> **Problem to solve**
Find every line with the word "certes". Copy those lines.
════════════════
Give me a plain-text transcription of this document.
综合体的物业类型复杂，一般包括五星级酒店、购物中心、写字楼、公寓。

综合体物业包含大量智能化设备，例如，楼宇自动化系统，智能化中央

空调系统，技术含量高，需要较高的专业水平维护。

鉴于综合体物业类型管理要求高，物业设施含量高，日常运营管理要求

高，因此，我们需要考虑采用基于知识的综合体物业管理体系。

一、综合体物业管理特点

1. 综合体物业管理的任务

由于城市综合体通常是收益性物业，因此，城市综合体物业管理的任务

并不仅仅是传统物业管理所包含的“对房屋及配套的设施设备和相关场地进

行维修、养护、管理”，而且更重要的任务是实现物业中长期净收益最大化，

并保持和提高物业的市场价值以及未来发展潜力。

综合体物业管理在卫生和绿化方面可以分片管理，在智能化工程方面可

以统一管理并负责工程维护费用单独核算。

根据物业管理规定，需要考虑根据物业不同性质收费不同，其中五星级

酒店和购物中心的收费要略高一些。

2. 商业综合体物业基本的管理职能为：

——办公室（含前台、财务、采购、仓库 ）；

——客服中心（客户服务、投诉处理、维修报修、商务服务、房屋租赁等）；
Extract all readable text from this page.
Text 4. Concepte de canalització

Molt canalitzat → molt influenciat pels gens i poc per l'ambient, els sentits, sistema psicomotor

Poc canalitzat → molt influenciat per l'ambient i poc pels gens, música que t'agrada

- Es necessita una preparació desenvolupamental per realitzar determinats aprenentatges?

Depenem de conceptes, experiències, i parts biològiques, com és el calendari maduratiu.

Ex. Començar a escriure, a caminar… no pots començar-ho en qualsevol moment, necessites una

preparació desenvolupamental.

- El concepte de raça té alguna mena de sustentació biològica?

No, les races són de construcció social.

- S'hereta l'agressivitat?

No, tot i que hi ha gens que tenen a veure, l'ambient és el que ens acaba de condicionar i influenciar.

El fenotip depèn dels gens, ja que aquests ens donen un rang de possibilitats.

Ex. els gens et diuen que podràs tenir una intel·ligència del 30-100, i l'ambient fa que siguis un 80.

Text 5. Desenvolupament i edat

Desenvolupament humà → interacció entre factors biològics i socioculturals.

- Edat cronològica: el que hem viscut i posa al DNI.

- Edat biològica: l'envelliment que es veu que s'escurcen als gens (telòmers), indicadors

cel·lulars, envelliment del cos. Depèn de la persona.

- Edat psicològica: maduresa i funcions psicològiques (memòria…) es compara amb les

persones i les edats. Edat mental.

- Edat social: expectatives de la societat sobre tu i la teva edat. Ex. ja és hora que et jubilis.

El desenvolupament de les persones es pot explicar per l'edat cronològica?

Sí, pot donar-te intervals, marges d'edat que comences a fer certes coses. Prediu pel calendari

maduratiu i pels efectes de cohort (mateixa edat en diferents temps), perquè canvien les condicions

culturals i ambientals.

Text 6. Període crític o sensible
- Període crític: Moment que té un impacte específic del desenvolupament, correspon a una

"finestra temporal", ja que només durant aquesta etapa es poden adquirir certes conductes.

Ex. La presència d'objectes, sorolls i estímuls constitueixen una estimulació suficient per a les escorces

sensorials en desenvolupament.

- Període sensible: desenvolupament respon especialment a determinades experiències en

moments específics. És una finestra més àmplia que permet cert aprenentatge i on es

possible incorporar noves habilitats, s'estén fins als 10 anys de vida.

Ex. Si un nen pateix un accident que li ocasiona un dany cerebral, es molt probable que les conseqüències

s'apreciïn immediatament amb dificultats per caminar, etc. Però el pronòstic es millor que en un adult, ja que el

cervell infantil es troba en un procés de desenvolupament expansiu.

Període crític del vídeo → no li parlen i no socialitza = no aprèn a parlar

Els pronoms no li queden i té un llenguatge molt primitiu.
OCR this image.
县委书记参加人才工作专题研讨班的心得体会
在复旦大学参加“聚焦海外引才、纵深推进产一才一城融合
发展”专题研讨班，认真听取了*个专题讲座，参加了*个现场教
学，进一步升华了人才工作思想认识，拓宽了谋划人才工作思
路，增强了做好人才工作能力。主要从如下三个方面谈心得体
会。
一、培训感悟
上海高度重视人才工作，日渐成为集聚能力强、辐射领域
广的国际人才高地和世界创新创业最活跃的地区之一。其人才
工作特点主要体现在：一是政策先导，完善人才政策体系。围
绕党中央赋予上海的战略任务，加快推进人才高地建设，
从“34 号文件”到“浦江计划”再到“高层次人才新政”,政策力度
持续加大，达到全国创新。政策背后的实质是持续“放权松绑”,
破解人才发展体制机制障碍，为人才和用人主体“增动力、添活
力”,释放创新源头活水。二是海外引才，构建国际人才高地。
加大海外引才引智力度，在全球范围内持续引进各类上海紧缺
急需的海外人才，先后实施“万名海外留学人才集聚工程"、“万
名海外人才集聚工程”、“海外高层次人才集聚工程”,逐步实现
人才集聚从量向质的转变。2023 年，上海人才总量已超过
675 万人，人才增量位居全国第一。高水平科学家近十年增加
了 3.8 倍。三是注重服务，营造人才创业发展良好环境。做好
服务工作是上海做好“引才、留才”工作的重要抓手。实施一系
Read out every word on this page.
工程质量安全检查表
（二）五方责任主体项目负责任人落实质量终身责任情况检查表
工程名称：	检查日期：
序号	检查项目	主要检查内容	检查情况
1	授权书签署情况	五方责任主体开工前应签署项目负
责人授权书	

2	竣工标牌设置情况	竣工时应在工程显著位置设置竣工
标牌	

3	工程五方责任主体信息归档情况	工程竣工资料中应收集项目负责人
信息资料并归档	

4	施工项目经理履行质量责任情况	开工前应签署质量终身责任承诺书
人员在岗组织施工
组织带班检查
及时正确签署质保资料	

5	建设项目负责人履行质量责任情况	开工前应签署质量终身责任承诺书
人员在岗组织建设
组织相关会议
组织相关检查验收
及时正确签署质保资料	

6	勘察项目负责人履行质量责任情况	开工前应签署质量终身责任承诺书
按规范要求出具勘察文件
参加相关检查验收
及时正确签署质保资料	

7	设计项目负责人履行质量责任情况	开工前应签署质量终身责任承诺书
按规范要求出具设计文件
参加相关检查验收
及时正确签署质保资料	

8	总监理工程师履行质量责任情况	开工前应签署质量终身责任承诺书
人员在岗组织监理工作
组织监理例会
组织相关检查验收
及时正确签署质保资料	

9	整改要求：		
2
════════════════
> **Written answer**
Sí, pot donar-te intervals, marges d'edat que comences a fer certes coses. Prediu pel calendari
"finestra temporal", ja que només durant aquesta etapa es poden adquirir certes conductes.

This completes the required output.